====== MATERIAL SUPPLIED
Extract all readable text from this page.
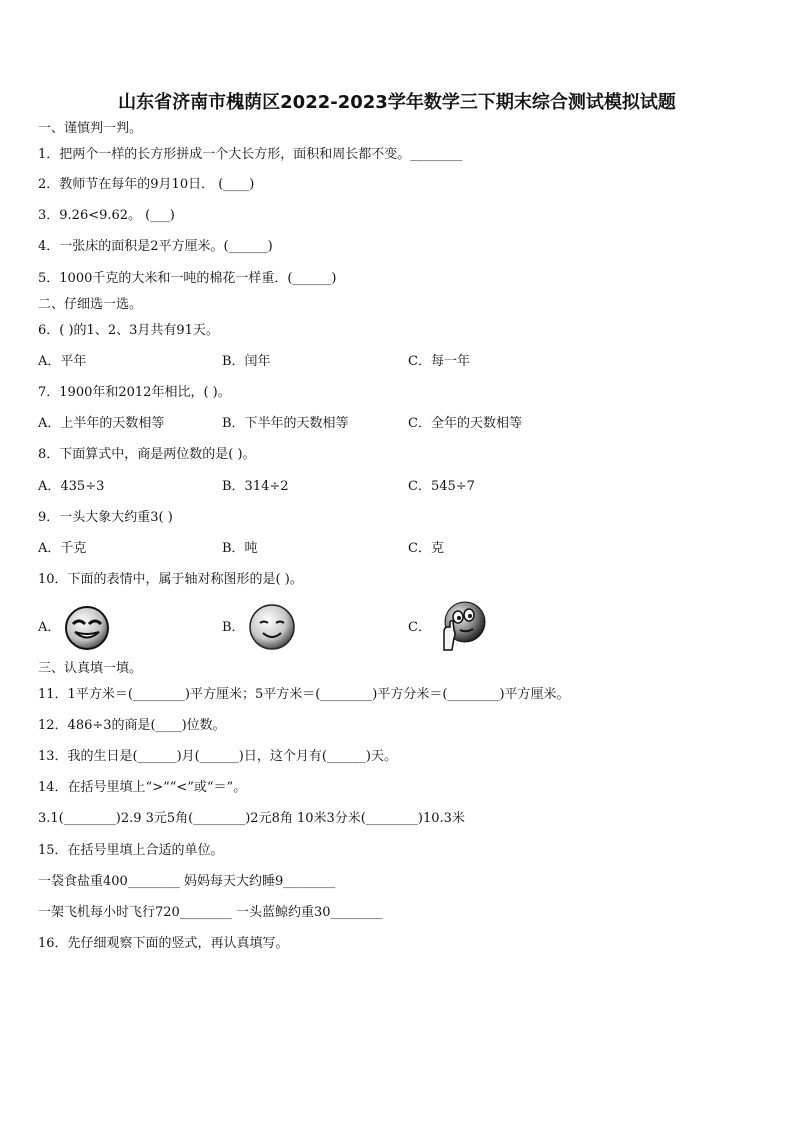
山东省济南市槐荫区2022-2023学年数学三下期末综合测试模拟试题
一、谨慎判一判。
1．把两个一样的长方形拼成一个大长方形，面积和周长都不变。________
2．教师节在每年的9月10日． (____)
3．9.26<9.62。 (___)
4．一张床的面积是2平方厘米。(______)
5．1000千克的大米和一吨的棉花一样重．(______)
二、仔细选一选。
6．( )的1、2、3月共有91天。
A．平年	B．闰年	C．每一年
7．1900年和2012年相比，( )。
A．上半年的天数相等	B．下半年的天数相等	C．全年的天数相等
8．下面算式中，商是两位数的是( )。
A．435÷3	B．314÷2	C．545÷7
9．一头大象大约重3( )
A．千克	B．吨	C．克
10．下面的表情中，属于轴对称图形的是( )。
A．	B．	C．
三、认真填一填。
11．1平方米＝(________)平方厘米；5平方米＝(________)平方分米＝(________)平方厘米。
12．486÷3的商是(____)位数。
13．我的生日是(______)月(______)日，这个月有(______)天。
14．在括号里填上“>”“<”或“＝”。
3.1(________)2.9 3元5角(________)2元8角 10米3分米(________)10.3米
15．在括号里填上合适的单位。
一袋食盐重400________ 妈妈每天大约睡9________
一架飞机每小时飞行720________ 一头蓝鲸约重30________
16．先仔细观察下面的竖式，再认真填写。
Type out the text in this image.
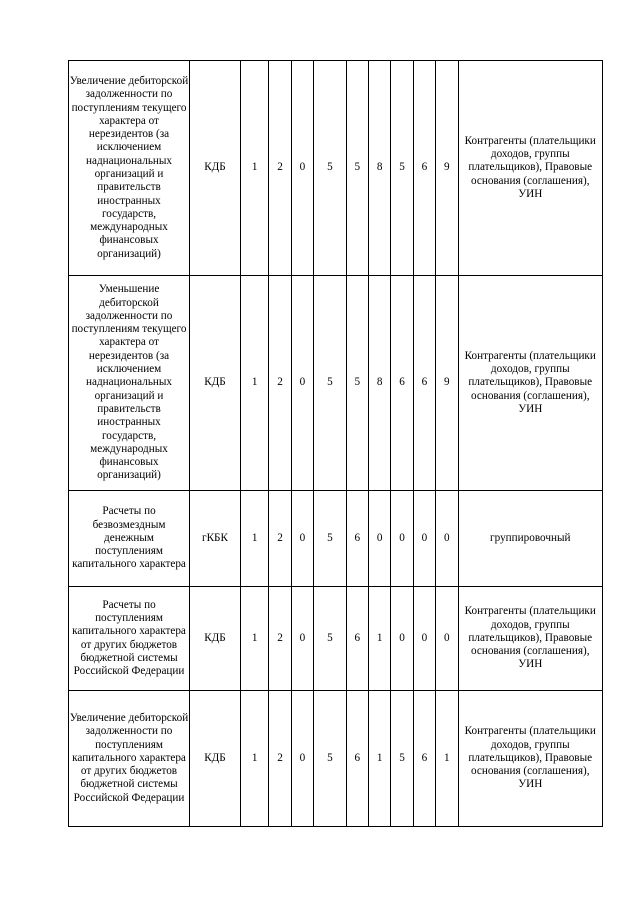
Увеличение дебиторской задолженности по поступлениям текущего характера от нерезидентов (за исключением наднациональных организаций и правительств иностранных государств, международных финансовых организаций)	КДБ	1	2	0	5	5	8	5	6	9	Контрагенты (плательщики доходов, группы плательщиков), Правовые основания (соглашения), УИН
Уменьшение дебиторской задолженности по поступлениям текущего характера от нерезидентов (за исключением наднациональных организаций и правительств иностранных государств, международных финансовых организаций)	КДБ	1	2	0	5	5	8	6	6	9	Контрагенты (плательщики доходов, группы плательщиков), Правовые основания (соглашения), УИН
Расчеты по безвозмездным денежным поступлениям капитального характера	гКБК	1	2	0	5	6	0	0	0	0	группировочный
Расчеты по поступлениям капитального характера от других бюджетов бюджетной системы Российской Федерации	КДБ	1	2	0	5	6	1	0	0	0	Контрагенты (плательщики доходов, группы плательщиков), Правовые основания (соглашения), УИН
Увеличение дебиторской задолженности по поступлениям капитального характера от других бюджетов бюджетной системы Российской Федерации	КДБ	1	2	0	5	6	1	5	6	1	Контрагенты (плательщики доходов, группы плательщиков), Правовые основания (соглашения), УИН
============
### SET TASK
Go through the material above and print all of it exactly, except the pictures.

### ANSWER TO THIS PROBLEM
Extract all readable text from this page.
山东省济南市槐荫区2022-2023学年数学三下期末综合测试模拟试题
一、谨慎判一判。
1．把两个一样的长方形拼成一个大长方形，面积和周长都不变。________
2．教师节在每年的9月10日． (____)
3．9.26<9.62。 (___)
4．一张床的面积是2平方厘米。(______)
5．1000千克的大米和一吨的棉花一样重．(______)
二、仔细选一选。
6．( )的1、2、3月共有91天。
A．平年	B．闰年	C．每一年
7．1900年和2012年相比，( )。
A．上半年的天数相等	B．下半年的天数相等	C．全年的天数相等
8．下面算式中，商是两位数的是( )。
A．435÷3	B．314÷2	C．545÷7
9．一头大象大约重3( )
A．千克	B．吨	C．克
10．下面的表情中，属于轴对称图形的是( )。
A．	B．	C．
三、认真填一填。
11．1平方米＝(________)平方厘米；5平方米＝(________)平方分米＝(________)平方厘米。
12．486÷3的商是(____)位数。
13．我的生日是(______)月(______)日，这个月有(______)天。
14．在括号里填上“>”“<”或“＝”。
3.1(________)2.9 3元5角(________)2元8角 10米3分米(________)10.3米
15．在括号里填上合适的单位。
一袋食盐重400________ 妈妈每天大约睡9________
一架飞机每小时飞行720________ 一头蓝鲸约重30________
16．先仔细观察下面的竖式，再认真填写。
Type out the text in this image.
Увеличение дебиторской задолженности по поступлениям текущего характера от нерезидентов (за исключением наднациональных организаций и правительств иностранных государств, международных финансовых организаций)	КДБ	1	2	0	5	5	8	5	6	9	Контрагенты (плательщики доходов, группы плательщиков), Правовые основания (соглашения), УИН
Уменьшение дебиторской задолженности по поступлениям текущего характера от нерезидентов (за исключением наднациональных организаций и правительств иностранных государств, международных финансовых организаций)	КДБ	1	2	0	5	5	8	6	6	9	Контрагенты (плательщики доходов, группы плательщиков), Правовые основания (соглашения), УИН
Расчеты по безвозмездным денежным поступлениям капитального характера	гКБК	1	2	0	5	6	0	0	0	0	группировочный
Расчеты по поступлениям капитального характера от других бюджетов бюджетной системы Российской Федерации	КДБ	1	2	0	5	6	1	0	0	0	Контрагенты (плательщики доходов, группы плательщиков), Правовые основания (соглашения), УИН
Увеличение дебиторской задолженности по поступлениям капитального характера от других бюджетов бюджетной системы Российской Федерации	КДБ	1	2	0	5	6	1	5	6	1	Контрагенты (плательщики доходов, группы плательщиков), Правовые основания (соглашения), УИН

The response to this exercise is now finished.